**Problem statement:** Word for word, print out all of the data, omitting every image.
----------
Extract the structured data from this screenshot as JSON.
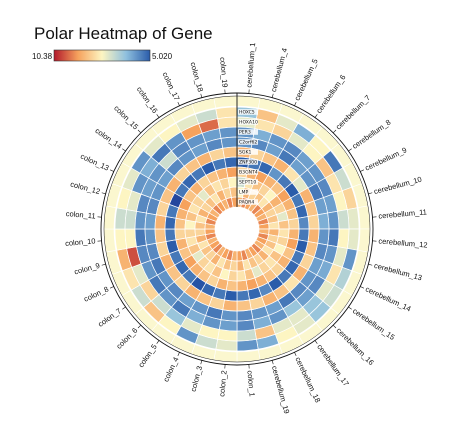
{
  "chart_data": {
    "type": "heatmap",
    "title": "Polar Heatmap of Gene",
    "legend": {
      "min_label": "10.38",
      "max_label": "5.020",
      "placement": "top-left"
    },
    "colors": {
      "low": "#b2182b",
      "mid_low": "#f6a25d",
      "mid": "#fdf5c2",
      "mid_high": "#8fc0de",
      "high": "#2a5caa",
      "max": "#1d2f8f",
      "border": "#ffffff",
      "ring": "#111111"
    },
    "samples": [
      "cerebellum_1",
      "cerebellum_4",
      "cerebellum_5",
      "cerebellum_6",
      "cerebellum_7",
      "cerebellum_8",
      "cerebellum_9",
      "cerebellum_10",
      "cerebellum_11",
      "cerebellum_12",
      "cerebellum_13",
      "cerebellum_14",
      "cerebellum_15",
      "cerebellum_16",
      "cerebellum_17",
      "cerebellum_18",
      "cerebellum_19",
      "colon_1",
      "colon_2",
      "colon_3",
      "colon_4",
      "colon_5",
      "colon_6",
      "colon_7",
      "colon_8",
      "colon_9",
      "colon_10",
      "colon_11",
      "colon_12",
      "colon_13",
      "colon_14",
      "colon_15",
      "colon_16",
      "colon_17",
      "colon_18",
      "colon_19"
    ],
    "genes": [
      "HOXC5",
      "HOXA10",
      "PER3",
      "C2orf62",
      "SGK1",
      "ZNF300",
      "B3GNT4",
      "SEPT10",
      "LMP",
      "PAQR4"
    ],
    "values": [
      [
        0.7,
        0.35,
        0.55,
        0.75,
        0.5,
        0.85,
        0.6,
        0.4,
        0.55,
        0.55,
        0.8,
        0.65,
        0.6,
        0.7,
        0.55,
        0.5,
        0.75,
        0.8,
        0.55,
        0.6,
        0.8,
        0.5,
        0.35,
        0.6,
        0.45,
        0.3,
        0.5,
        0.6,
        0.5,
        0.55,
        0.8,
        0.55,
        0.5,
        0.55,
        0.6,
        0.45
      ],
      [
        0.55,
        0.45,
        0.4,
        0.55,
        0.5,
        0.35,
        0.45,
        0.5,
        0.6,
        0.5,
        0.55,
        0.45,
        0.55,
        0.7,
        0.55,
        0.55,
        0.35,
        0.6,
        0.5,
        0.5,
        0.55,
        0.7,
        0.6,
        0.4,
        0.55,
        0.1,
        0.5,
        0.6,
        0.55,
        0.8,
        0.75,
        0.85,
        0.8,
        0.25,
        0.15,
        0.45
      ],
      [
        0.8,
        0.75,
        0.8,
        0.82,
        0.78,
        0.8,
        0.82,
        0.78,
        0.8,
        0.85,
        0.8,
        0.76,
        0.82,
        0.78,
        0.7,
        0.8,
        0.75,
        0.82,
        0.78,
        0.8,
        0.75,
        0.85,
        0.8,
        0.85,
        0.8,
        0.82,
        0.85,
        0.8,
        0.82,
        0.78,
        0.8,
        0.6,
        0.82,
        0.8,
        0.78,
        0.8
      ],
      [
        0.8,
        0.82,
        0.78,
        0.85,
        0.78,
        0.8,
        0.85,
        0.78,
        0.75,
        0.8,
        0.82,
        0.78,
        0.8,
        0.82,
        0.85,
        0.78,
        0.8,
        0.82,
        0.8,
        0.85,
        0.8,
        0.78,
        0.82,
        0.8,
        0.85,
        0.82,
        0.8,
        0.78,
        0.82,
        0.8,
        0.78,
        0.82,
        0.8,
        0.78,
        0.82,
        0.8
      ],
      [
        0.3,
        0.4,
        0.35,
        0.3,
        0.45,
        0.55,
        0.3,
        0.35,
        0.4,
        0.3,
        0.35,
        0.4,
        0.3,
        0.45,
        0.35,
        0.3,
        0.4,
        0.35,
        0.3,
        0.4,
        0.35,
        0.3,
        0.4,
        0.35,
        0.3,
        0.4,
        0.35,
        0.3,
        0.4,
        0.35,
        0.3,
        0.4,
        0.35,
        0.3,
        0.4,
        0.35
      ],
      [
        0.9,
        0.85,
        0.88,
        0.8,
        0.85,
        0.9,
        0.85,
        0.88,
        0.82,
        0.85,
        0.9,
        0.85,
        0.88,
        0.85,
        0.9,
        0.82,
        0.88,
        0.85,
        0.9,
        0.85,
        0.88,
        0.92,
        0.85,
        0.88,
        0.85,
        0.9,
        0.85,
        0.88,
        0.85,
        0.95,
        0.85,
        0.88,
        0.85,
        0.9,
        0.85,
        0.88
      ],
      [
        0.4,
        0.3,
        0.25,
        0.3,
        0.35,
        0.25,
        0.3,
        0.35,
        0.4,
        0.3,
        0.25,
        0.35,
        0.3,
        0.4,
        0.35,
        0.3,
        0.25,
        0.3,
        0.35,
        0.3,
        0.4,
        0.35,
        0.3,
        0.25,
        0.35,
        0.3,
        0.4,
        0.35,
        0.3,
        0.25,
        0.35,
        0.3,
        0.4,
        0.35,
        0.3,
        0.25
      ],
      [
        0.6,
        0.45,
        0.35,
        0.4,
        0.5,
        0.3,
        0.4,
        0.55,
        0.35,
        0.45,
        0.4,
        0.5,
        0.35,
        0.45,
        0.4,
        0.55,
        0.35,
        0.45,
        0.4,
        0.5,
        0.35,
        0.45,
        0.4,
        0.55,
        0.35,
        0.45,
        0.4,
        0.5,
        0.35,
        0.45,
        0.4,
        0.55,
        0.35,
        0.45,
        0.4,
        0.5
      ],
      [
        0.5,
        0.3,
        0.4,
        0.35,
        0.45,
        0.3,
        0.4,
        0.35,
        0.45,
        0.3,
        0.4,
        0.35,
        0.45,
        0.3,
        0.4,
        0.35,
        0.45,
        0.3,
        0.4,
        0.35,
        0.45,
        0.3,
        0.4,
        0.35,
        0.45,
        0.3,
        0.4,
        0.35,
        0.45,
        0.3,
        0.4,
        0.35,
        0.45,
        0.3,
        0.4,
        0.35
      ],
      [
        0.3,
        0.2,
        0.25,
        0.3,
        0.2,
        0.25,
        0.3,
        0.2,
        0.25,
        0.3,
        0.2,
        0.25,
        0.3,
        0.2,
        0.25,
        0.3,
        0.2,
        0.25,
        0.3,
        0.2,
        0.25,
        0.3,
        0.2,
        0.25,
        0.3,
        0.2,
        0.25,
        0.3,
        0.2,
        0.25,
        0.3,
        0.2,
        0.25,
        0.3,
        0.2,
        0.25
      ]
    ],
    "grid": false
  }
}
----------
**Solution:**
Extract the structured data from this screenshot as JSON.
{
  "chart_data": {
    "type": "heatmap",
    "title": "Polar Heatmap of Gene",
    "legend": {
      "min_label": "10.38",
      "max_label": "5.020",
      "placement": "top-left"
    },
    "colors": {
      "low": "#b2182b",
      "mid_low": "#f6a25d",
      "mid": "#fdf5c2",
      "mid_high": "#8fc0de",
      "high": "#2a5caa",
      "max": "#1d2f8f",
      "border": "#ffffff",
      "ring": "#111111"
    },
    "samples": [
      "cerebellum_1",
      "cerebellum_4",
      "cerebellum_5",
      "cerebellum_6",
      "cerebellum_7",
      "cerebellum_8",
      "cerebellum_9",
      "cerebellum_10",
      "cerebellum_11",
      "cerebellum_12",
      "cerebellum_13",
      "cerebellum_14",
      "cerebellum_15",
      "cerebellum_16",
      "cerebellum_17",
      "cerebellum_18",
      "cerebellum_19",
      "colon_1",
      "colon_2",
      "colon_3",
      "colon_4",
      "colon_5",
      "colon_6",
      "colon_7",
      "colon_8",
      "colon_9",
      "colon_10",
      "colon_11",
      "colon_12",
      "colon_13",
      "colon_14",
      "colon_15",
      "colon_16",
      "colon_17",
      "colon_18",
      "colon_19"
    ],
    "genes": [
      "HOXC5",
      "HOXA10",
      "PER3",
      "C2orf62",
      "SGK1",
      "ZNF300",
      "B3GNT4",
      "SEPT10",
      "LMP",
      "PAQR4"
    ],
    "values": [
      [
        0.7,
        0.35,
        0.55,
        0.75,
        0.5,
        0.85,
        0.6,
        0.4,
        0.55,
        0.55,
        0.8,
        0.65,
        0.6,
        0.7,
        0.55,
        0.5,
        0.75,
        0.8,
        0.55,
        0.6,
        0.8,
        0.5,
        0.35,
        0.6,
        0.45,
        0.3,
        0.5,
        0.6,
        0.5,
        0.55,
        0.8,
        0.55,
        0.5,
        0.55,
        0.6,
        0.45
      ],
      [
        0.55,
        0.45,
        0.4,
        0.55,
        0.5,
        0.35,
        0.45,
        0.5,
        0.6,
        0.5,
        0.55,
        0.45,
        0.55,
        0.7,
        0.55,
        0.55,
        0.35,
        0.6,
        0.5,
        0.5,
        0.55,
        0.7,
        0.6,
        0.4,
        0.55,
        0.1,
        0.5,
        0.6,
        0.55,
        0.8,
        0.75,
        0.85,
        0.8,
        0.25,
        0.15,
        0.45
      ],
      [
        0.8,
        0.75,
        0.8,
        0.82,
        0.78,
        0.8,
        0.82,
        0.78,
        0.8,
        0.85,
        0.8,
        0.76,
        0.82,
        0.78,
        0.7,
        0.8,
        0.75,
        0.82,
        0.78,
        0.8,
        0.75,
        0.85,
        0.8,
        0.85,
        0.8,
        0.82,
        0.85,
        0.8,
        0.82,
        0.78,
        0.8,
        0.6,
        0.82,
        0.8,
        0.78,
        0.8
      ],
      [
        0.8,
        0.82,
        0.78,
        0.85,
        0.78,
        0.8,
        0.85,
        0.78,
        0.75,
        0.8,
        0.82,
        0.78,
        0.8,
        0.82,
        0.85,
        0.78,
        0.8,
        0.82,
        0.8,
        0.85,
        0.8,
        0.78,
        0.82,
        0.8,
        0.85,
        0.82,
        0.8,
        0.78,
        0.82,
        0.8,
        0.78,
        0.82,
        0.8,
        0.78,
        0.82,
        0.8
      ],
      [
        0.3,
        0.4,
        0.35,
        0.3,
        0.45,
        0.55,
        0.3,
        0.35,
        0.4,
        0.3,
        0.35,
        0.4,
        0.3,
        0.45,
        0.35,
        0.3,
        0.4,
        0.35,
        0.3,
        0.4,
        0.35,
        0.3,
        0.4,
        0.35,
        0.3,
        0.4,
        0.35,
        0.3,
        0.4,
        0.35,
        0.3,
        0.4,
        0.35,
        0.3,
        0.4,
        0.35
      ],
      [
        0.9,
        0.85,
        0.88,
        0.8,
        0.85,
        0.9,
        0.85,
        0.88,
        0.82,
        0.85,
        0.9,
        0.85,
        0.88,
        0.85,
        0.9,
        0.82,
        0.88,
        0.85,
        0.9,
        0.85,
        0.88,
        0.92,
        0.85,
        0.88,
        0.85,
        0.9,
        0.85,
        0.88,
        0.85,
        0.95,
        0.85,
        0.88,
        0.85,
        0.9,
        0.85,
        0.88
      ],
      [
        0.4,
        0.3,
        0.25,
        0.3,
        0.35,
        0.25,
        0.3,
        0.35,
        0.4,
        0.3,
        0.25,
        0.35,
        0.3,
        0.4,
        0.35,
        0.3,
        0.25,
        0.3,
        0.35,
        0.3,
        0.4,
        0.35,
        0.3,
        0.25,
        0.35,
        0.3,
        0.4,
        0.35,
        0.3,
        0.25,
        0.35,
        0.3,
        0.4,
        0.35,
        0.3,
        0.25
      ],
      [
        0.6,
        0.45,
        0.35,
        0.4,
        0.5,
        0.3,
        0.4,
        0.55,
        0.35,
        0.45,
        0.4,
        0.5,
        0.35,
        0.45,
        0.4,
        0.55,
        0.35,
        0.45,
        0.4,
        0.5,
        0.35,
        0.45,
        0.4,
        0.55,
        0.35,
        0.45,
        0.4,
        0.5,
        0.35,
        0.45,
        0.4,
        0.55,
        0.35,
        0.45,
        0.4,
        0.5
      ],
      [
        0.5,
        0.3,
        0.4,
        0.35,
        0.45,
        0.3,
        0.4,
        0.35,
        0.45,
        0.3,
        0.4,
        0.35,
        0.45,
        0.3,
        0.4,
        0.35,
        0.45,
        0.3,
        0.4,
        0.35,
        0.45,
        0.3,
        0.4,
        0.35,
        0.45,
        0.3,
        0.4,
        0.35,
        0.45,
        0.3,
        0.4,
        0.35,
        0.45,
        0.3,
        0.4,
        0.35
      ],
      [
        0.3,
        0.2,
        0.25,
        0.3,
        0.2,
        0.25,
        0.3,
        0.2,
        0.25,
        0.3,
        0.2,
        0.25,
        0.3,
        0.2,
        0.25,
        0.3,
        0.2,
        0.25,
        0.3,
        0.2,
        0.25,
        0.3,
        0.2,
        0.25,
        0.3,
        0.2,
        0.25,
        0.3,
        0.2,
        0.25,
        0.3,
        0.2,
        0.25,
        0.3,
        0.2,
        0.25
      ]
    ],
    "grid": false
  }
}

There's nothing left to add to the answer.